■ SUPPLIED ENTRIES
====================

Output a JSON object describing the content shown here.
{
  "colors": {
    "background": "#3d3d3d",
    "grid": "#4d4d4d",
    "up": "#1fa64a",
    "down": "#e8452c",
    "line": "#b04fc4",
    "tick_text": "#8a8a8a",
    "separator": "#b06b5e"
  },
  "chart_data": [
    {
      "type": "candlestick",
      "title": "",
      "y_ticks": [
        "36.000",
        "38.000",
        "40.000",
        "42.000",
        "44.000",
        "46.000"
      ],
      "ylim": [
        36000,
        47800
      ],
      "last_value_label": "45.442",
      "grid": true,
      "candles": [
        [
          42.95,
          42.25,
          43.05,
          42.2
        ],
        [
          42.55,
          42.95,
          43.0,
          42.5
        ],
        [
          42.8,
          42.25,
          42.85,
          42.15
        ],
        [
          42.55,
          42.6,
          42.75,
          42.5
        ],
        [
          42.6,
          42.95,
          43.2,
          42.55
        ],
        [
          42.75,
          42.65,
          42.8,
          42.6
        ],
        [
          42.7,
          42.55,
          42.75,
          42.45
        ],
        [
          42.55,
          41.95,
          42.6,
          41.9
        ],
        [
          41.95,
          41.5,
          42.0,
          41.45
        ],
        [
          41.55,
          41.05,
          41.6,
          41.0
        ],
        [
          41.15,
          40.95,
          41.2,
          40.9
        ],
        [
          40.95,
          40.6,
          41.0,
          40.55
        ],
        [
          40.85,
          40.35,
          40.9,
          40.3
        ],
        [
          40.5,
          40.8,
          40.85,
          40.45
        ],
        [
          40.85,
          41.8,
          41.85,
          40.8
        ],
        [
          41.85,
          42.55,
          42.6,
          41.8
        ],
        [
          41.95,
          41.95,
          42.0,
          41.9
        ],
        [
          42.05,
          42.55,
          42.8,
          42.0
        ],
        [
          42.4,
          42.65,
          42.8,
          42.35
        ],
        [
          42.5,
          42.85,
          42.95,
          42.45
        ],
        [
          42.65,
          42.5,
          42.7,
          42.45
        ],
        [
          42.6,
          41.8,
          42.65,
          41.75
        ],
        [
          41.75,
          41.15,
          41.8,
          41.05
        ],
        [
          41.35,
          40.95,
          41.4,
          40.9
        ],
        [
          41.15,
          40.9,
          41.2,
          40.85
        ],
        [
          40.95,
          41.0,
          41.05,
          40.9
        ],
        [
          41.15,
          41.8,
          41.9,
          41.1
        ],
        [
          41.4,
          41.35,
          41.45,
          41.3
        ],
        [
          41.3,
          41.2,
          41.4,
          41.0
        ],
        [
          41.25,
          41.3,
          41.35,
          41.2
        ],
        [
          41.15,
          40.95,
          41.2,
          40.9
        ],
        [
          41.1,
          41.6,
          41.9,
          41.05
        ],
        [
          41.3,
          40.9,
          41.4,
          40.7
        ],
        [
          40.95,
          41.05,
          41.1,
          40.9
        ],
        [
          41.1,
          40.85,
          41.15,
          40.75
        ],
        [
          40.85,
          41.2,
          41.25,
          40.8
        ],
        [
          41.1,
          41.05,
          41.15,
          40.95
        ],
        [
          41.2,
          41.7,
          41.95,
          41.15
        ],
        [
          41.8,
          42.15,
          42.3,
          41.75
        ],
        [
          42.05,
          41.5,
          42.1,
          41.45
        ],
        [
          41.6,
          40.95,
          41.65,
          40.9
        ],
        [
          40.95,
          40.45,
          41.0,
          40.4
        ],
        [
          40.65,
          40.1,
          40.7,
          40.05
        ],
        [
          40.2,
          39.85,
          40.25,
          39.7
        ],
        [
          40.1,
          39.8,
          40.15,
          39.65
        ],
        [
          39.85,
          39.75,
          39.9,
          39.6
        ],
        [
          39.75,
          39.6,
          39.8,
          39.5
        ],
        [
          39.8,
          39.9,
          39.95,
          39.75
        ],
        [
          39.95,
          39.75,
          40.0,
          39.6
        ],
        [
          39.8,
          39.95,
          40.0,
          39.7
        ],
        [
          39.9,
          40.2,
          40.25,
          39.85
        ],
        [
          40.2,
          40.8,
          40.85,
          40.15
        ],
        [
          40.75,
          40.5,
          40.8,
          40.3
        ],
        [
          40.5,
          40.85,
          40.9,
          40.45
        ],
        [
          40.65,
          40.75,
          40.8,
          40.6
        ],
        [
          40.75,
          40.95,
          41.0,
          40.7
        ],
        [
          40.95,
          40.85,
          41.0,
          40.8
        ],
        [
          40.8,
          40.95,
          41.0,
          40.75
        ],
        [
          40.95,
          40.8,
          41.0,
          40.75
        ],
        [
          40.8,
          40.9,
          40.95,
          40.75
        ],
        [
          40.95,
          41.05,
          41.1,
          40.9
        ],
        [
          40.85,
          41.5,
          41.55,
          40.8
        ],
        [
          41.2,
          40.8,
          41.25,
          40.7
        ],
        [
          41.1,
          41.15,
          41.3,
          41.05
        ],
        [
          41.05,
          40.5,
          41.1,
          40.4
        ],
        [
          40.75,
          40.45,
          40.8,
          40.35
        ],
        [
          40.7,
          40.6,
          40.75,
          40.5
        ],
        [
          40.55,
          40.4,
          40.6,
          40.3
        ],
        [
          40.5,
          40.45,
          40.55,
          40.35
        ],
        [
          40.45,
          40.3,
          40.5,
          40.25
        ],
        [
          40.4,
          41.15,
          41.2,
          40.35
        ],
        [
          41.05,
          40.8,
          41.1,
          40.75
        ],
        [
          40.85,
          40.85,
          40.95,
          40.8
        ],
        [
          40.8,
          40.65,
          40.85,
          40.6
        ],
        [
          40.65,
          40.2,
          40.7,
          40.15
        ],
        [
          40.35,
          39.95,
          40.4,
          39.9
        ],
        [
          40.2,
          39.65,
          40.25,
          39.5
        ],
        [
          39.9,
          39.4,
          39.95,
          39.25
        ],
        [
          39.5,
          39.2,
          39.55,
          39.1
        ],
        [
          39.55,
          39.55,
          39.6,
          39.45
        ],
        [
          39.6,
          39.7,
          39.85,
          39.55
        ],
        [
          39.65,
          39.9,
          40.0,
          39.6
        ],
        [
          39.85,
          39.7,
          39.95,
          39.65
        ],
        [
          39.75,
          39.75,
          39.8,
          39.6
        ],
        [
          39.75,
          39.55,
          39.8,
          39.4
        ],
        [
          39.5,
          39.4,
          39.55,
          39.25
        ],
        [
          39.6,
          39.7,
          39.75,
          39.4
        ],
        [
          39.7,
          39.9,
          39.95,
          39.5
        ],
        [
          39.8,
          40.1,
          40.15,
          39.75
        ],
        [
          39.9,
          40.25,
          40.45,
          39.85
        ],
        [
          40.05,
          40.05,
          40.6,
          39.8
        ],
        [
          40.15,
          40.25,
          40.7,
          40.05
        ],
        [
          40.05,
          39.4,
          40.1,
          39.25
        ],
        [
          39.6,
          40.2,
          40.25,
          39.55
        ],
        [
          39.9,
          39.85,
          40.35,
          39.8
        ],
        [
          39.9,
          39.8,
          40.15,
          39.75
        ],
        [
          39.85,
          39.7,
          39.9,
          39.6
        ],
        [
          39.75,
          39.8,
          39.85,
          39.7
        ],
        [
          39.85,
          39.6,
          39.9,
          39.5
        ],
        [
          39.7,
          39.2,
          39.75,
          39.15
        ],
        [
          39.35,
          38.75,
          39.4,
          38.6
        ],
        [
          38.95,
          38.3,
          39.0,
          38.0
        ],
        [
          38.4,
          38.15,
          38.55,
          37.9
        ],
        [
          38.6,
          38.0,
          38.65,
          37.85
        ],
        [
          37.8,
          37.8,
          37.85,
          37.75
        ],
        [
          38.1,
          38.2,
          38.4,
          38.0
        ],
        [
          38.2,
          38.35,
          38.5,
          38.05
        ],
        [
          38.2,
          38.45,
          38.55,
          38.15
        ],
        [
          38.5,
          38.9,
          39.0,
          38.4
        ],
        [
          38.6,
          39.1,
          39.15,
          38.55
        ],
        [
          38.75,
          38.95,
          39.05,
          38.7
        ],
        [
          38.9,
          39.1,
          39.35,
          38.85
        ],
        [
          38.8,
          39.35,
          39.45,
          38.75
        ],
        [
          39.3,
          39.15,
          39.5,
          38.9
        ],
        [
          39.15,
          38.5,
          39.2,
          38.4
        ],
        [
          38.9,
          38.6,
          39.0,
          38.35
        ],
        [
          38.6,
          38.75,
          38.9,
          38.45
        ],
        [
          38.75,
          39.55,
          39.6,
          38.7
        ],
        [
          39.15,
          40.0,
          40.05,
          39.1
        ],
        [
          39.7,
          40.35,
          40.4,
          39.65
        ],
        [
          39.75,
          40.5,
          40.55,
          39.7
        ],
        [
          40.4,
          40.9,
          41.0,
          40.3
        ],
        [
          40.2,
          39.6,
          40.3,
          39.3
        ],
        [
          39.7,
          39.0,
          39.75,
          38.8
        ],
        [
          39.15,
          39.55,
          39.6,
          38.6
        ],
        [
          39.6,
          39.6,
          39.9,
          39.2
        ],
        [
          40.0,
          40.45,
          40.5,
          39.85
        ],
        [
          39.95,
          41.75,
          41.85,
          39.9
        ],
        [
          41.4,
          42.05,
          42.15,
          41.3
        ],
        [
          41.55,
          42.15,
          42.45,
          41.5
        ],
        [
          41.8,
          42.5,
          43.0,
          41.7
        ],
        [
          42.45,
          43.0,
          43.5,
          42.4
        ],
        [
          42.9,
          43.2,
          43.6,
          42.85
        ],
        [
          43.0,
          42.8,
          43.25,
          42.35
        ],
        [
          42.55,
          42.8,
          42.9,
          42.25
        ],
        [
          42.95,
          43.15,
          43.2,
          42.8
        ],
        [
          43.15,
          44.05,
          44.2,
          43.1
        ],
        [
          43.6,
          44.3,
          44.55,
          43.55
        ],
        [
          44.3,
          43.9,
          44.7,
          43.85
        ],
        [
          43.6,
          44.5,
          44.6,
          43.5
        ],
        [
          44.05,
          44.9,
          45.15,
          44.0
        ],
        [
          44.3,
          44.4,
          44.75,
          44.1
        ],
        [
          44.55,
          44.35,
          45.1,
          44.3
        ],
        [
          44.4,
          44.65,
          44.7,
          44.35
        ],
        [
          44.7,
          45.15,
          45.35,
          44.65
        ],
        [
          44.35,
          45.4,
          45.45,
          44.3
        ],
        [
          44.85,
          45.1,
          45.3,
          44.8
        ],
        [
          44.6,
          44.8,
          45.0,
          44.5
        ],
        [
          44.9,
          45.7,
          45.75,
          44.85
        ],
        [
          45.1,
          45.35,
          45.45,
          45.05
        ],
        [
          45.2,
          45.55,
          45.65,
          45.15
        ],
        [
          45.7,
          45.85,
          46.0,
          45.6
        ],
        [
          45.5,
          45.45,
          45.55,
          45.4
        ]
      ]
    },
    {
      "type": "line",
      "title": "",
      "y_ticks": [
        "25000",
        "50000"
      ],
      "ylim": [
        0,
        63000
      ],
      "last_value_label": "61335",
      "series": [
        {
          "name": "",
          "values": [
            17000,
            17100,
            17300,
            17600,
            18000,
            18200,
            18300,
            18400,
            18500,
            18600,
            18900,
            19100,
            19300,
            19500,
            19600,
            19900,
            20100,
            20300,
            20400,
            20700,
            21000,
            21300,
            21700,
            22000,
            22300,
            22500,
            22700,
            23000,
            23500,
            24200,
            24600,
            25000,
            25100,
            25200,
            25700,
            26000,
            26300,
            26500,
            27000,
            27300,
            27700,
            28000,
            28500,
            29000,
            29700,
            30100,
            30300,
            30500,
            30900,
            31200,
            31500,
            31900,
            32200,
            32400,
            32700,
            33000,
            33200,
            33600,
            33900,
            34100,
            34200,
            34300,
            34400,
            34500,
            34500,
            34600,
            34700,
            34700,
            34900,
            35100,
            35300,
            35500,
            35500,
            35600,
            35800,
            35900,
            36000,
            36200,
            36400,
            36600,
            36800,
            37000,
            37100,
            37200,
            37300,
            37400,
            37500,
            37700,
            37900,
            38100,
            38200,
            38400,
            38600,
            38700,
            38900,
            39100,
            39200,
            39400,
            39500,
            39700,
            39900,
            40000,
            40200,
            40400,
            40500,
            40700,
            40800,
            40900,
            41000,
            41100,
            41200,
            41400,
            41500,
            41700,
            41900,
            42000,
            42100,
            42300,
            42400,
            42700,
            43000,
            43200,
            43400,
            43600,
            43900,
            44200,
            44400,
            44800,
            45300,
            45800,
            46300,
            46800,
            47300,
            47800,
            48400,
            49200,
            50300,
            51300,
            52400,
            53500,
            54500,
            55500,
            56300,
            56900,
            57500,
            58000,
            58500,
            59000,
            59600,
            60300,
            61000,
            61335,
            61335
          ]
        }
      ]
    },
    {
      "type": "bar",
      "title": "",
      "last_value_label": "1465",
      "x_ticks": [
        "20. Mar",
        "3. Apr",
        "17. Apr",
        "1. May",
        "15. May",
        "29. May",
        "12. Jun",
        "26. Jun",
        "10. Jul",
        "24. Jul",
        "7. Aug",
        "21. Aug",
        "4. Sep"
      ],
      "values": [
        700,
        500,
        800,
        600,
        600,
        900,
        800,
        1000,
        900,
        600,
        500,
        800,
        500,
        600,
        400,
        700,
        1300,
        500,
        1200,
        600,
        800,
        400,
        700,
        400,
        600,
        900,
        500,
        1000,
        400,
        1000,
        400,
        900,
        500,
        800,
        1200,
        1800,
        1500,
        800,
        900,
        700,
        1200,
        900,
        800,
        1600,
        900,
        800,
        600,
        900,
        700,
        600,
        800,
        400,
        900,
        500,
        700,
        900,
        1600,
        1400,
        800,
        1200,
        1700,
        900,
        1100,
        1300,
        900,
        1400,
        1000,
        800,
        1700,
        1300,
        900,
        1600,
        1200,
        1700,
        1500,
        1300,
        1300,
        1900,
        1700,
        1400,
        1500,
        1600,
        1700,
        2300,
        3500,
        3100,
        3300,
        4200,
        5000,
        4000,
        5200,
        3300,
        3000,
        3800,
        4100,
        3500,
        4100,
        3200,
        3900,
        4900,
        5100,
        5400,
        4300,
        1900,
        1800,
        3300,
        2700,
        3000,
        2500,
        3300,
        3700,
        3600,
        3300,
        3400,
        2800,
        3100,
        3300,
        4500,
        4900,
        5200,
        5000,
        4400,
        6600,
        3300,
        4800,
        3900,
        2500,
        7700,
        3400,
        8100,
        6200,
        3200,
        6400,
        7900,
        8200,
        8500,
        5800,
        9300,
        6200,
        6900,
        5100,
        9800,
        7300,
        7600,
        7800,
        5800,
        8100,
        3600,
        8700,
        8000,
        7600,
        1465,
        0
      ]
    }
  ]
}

====================

■ PROBLEM TO SOLVE
Determine how many lines in the listing above hold the word "type", answering with the number only.

■ OUTPUT OF THE TASK
3